§ **Material provided**:
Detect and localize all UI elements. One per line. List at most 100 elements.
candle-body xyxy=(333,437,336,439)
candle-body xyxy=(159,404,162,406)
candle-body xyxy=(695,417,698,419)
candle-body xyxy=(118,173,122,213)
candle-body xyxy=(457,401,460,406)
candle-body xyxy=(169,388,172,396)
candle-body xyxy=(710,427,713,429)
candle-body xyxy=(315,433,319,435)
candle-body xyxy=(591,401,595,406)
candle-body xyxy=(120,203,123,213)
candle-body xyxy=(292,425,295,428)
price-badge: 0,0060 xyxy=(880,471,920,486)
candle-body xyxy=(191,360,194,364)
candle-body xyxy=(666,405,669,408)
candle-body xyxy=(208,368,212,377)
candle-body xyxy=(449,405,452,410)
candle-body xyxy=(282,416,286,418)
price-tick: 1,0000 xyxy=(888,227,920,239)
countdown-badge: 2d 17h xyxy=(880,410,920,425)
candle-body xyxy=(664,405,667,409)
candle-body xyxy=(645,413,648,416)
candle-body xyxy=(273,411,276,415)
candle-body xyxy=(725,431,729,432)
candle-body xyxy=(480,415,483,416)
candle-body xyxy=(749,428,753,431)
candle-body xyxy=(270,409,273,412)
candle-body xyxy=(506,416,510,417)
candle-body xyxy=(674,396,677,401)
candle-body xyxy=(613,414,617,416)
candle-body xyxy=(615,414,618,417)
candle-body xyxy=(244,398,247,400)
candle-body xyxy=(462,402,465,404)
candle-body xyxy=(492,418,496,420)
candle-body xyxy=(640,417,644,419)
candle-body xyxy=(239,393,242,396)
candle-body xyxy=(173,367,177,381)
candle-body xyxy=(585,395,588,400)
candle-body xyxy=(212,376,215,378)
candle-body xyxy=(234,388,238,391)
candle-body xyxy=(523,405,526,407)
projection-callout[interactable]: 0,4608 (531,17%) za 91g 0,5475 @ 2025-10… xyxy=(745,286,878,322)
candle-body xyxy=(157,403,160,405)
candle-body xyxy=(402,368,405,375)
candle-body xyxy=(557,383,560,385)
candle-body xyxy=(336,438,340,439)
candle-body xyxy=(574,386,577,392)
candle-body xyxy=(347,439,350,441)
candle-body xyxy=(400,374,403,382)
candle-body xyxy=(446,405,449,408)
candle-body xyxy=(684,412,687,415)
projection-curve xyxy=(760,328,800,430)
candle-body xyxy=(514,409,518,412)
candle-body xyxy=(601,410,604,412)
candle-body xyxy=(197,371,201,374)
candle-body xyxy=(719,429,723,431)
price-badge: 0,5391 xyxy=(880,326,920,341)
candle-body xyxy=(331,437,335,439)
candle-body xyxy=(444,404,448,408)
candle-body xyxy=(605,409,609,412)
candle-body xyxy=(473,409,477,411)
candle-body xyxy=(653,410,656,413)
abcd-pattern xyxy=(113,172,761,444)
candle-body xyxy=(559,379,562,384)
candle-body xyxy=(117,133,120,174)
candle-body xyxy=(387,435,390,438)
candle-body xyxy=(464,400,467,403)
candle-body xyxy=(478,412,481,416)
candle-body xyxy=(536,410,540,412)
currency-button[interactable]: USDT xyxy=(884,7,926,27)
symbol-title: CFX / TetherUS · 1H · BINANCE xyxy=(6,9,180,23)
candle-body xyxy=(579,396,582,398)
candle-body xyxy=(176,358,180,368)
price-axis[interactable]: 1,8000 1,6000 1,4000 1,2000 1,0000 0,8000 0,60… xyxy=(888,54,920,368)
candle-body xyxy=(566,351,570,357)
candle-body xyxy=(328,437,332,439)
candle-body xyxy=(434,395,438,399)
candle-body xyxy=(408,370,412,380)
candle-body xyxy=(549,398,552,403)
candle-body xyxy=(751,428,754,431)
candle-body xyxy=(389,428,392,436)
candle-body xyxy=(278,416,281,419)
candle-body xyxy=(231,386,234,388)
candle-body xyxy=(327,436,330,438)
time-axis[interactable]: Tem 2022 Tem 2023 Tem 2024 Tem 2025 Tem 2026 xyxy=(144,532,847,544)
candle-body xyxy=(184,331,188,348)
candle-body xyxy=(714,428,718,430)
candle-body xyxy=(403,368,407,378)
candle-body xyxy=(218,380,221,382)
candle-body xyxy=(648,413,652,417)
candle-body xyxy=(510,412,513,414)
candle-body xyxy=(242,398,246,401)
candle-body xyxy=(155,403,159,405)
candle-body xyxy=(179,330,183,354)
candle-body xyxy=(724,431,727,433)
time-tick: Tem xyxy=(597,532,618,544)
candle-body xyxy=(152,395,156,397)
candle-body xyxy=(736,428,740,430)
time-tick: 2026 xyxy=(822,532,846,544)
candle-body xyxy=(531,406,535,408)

§ **Given task**:
Copy the records from their first line through the line that contains "candle-body xyxy=(710,427,713,429)", switching every "candle-body" to "candle body" and leaving everything else as it is.

§ **Solved problem**:
Detect and localize all UI elements. One per line. List at most 100 elements.
candle body xyxy=(333,437,336,439)
candle body xyxy=(159,404,162,406)
candle body xyxy=(695,417,698,419)
candle body xyxy=(118,173,122,213)
candle body xyxy=(457,401,460,406)
candle body xyxy=(169,388,172,396)
candle body xyxy=(710,427,713,429)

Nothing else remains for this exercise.